SUPPLIED MATERIAL:

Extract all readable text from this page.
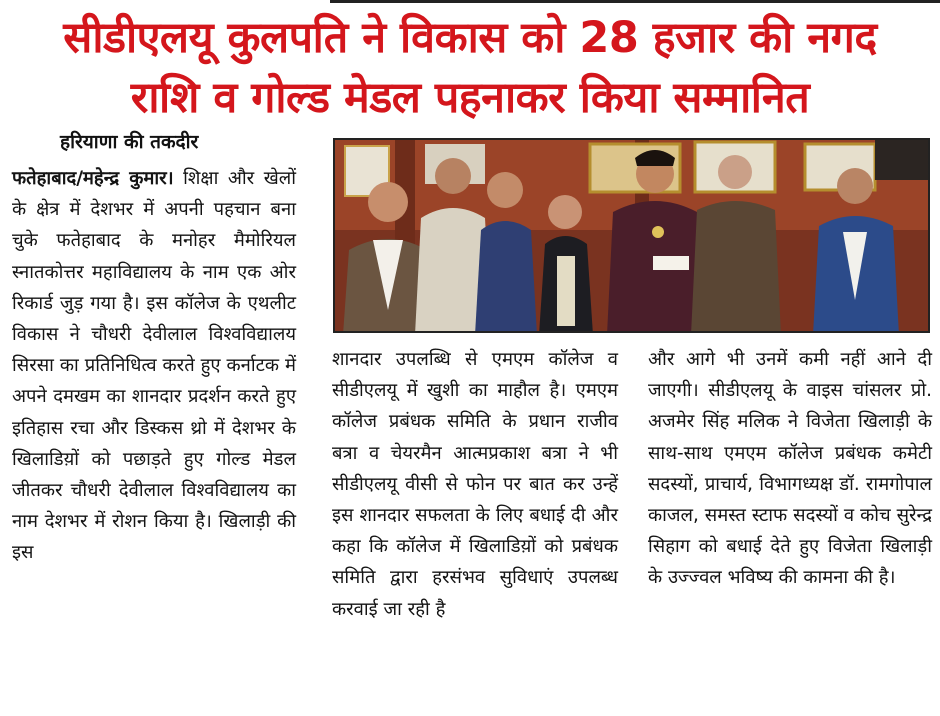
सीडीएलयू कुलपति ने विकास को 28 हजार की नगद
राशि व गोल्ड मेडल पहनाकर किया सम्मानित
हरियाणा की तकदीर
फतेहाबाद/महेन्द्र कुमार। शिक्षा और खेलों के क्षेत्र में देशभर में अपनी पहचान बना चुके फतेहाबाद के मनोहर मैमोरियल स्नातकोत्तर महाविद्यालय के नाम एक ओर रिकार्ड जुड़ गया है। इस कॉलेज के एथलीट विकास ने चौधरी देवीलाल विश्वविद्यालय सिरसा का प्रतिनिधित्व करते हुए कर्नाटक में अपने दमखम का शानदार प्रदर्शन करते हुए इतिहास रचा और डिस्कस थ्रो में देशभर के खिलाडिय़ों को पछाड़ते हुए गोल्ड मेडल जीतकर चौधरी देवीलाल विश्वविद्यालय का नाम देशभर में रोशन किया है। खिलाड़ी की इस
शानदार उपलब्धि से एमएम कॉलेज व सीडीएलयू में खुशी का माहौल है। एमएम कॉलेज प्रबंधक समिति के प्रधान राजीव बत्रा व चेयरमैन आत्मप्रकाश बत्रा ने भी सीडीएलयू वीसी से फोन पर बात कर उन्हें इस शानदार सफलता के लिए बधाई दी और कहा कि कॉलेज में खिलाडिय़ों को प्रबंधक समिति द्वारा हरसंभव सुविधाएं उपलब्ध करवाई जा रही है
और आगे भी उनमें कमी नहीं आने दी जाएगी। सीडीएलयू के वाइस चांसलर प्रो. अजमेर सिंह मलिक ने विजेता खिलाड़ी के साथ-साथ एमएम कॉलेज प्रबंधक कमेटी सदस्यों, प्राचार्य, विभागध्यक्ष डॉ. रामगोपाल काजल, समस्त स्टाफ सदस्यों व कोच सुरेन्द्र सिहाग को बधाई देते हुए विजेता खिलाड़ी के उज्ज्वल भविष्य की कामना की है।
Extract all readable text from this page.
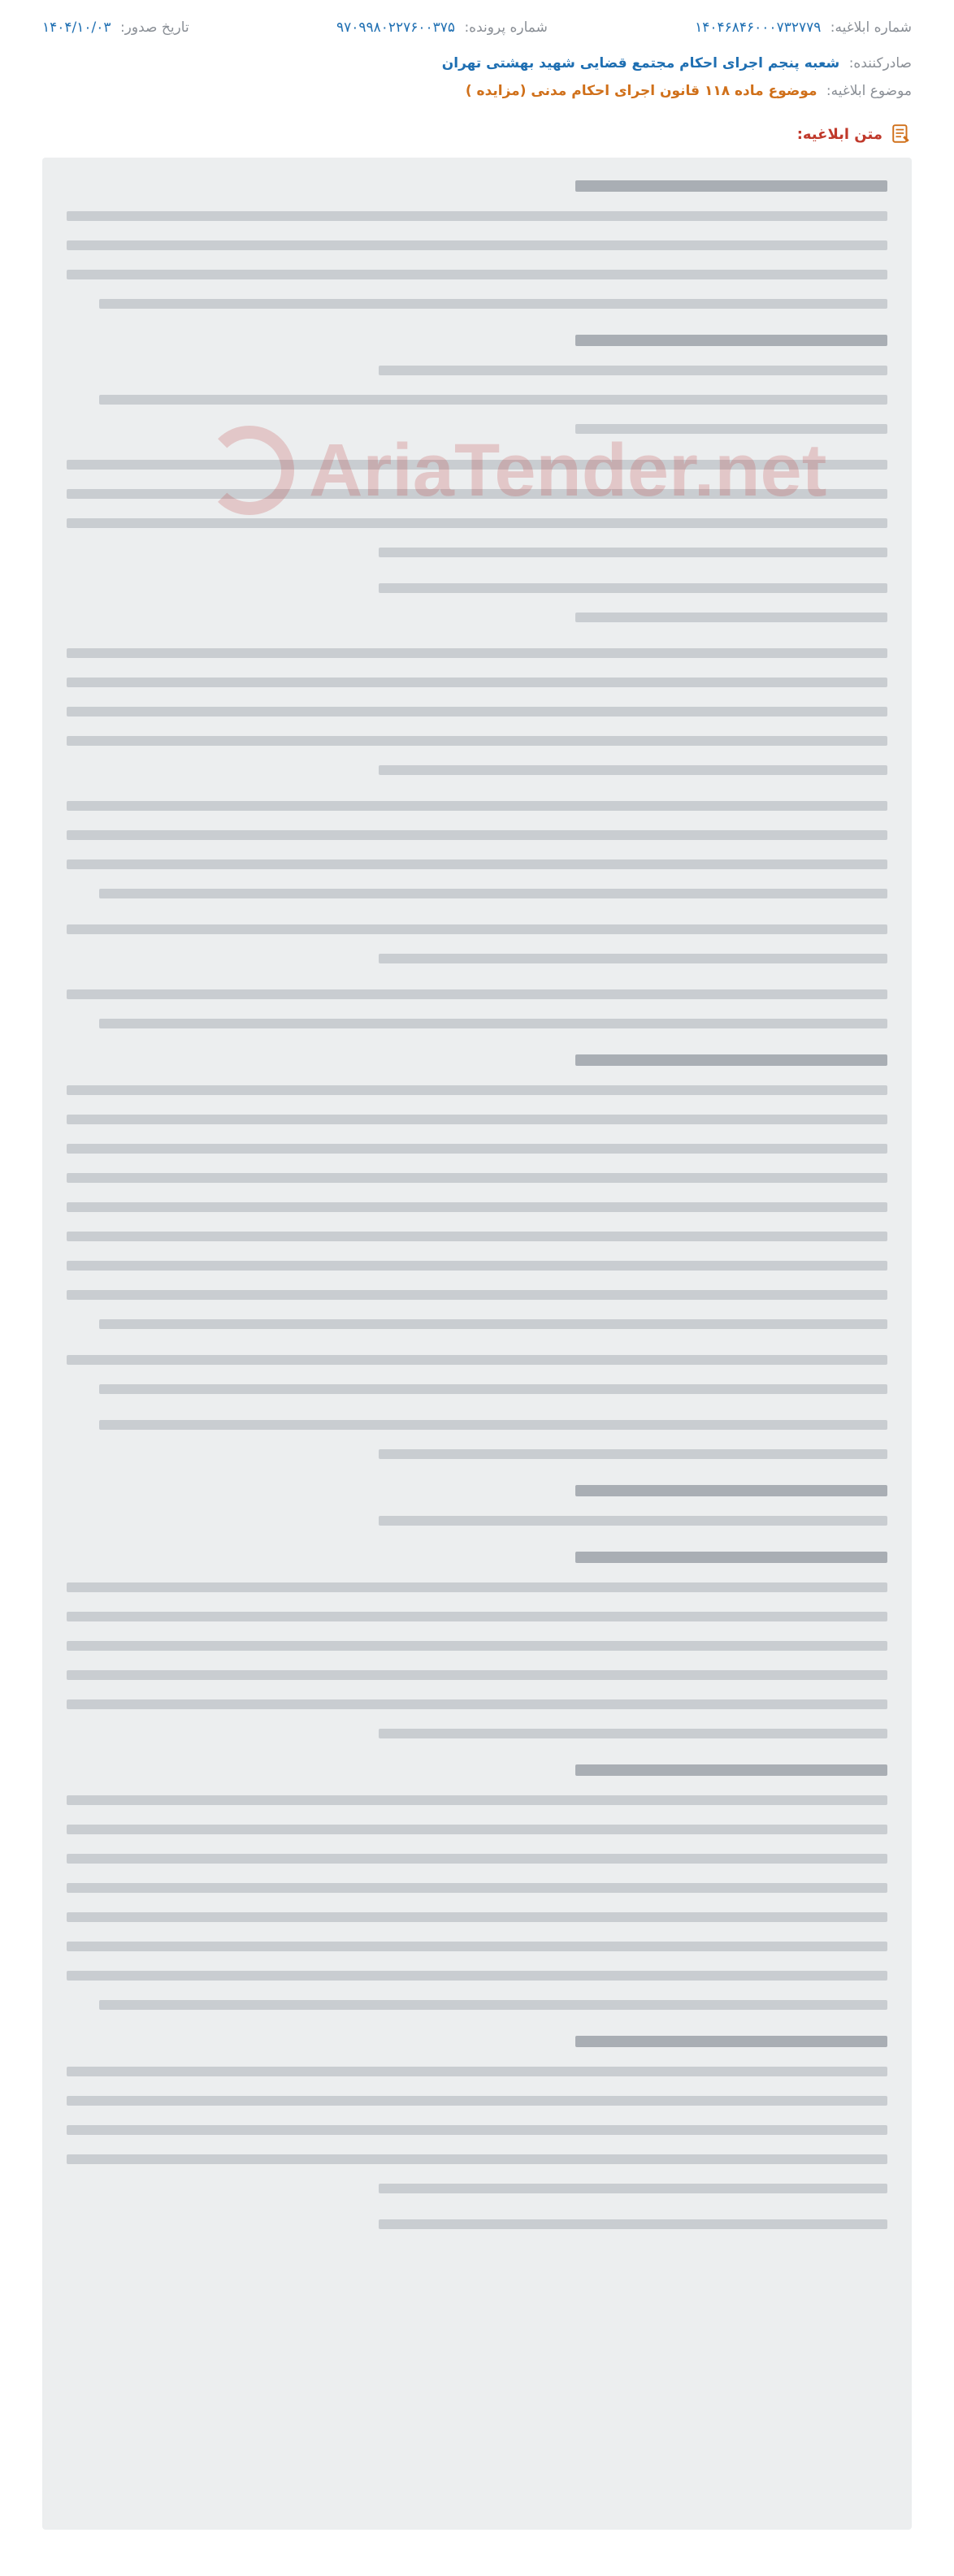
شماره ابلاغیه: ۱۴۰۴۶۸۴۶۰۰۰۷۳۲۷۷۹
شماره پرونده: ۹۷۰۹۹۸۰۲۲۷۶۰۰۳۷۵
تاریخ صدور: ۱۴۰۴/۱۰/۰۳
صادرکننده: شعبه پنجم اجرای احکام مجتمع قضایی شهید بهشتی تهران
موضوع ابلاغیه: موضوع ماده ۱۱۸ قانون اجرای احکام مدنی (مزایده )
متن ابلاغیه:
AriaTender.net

THE PROBLEM:
Omit the pictures, then output the rest of the listing exactly.

WRITTEN RESPONSE:
Extract all readable text from this page.
सीडीएलयू कुलपति ने विकास को 28 हजार की नगद
राशि व गोल्ड मेडल पहनाकर किया सम्मानित
हरियाणा की तकदीर
फतेहाबाद/महेन्द्र कुमार। शिक्षा और खेलों के क्षेत्र में देशभर में अपनी पहचान बना चुके फतेहाबाद के मनोहर मैमोरियल स्नातकोत्तर महाविद्यालय के नाम एक ओर रिकार्ड जुड़ गया है। इस कॉलेज के एथलीट विकास ने चौधरी देवीलाल विश्वविद्यालय सिरसा का प्रतिनिधित्व करते हुए कर्नाटक में अपने दमखम का शानदार प्रदर्शन करते हुए इतिहास रचा और डिस्कस थ्रो में देशभर के खिलाडिय़ों को पछाड़ते हुए गोल्ड मेडल जीतकर चौधरी देवीलाल विश्वविद्यालय का नाम देशभर में रोशन किया है। खिलाड़ी की इस
शानदार उपलब्धि से एमएम कॉलेज व सीडीएलयू में खुशी का माहौल है। एमएम कॉलेज प्रबंधक समिति के प्रधान राजीव बत्रा व चेयरमैन आत्मप्रकाश बत्रा ने भी सीडीएलयू वीसी से फोन पर बात कर उन्हें इस शानदार सफलता के लिए बधाई दी और कहा कि कॉलेज में खिलाडिय़ों को प्रबंधक समिति द्वारा हरसंभव सुविधाएं उपलब्ध करवाई जा रही है
और आगे भी उनमें कमी नहीं आने दी जाएगी। सीडीएलयू के वाइस चांसलर प्रो. अजमेर सिंह मलिक ने विजेता खिलाड़ी के साथ-साथ एमएम कॉलेज प्रबंधक कमेटी सदस्यों, प्राचार्य, विभागध्यक्ष डॉ. रामगोपाल काजल, समस्त स्टाफ सदस्यों व कोच सुरेन्द्र सिहाग को बधाई देते हुए विजेता खिलाड़ी के उज्ज्वल भविष्य की कामना की है।
Extract all readable text from this page.
شماره ابلاغیه: ۱۴۰۴۶۸۴۶۰۰۰۷۳۲۷۷۹
شماره پرونده: ۹۷۰۹۹۸۰۲۲۷۶۰۰۳۷۵
تاریخ صدور: ۱۴۰۴/۱۰/۰۳
صادرکننده: شعبه پنجم اجرای احکام مجتمع قضایی شهید بهشتی تهران
موضوع ابلاغیه: موضوع ماده ۱۱۸ قانون اجرای احکام مدنی (مزایده )
متن ابلاغیه:
AriaTender.net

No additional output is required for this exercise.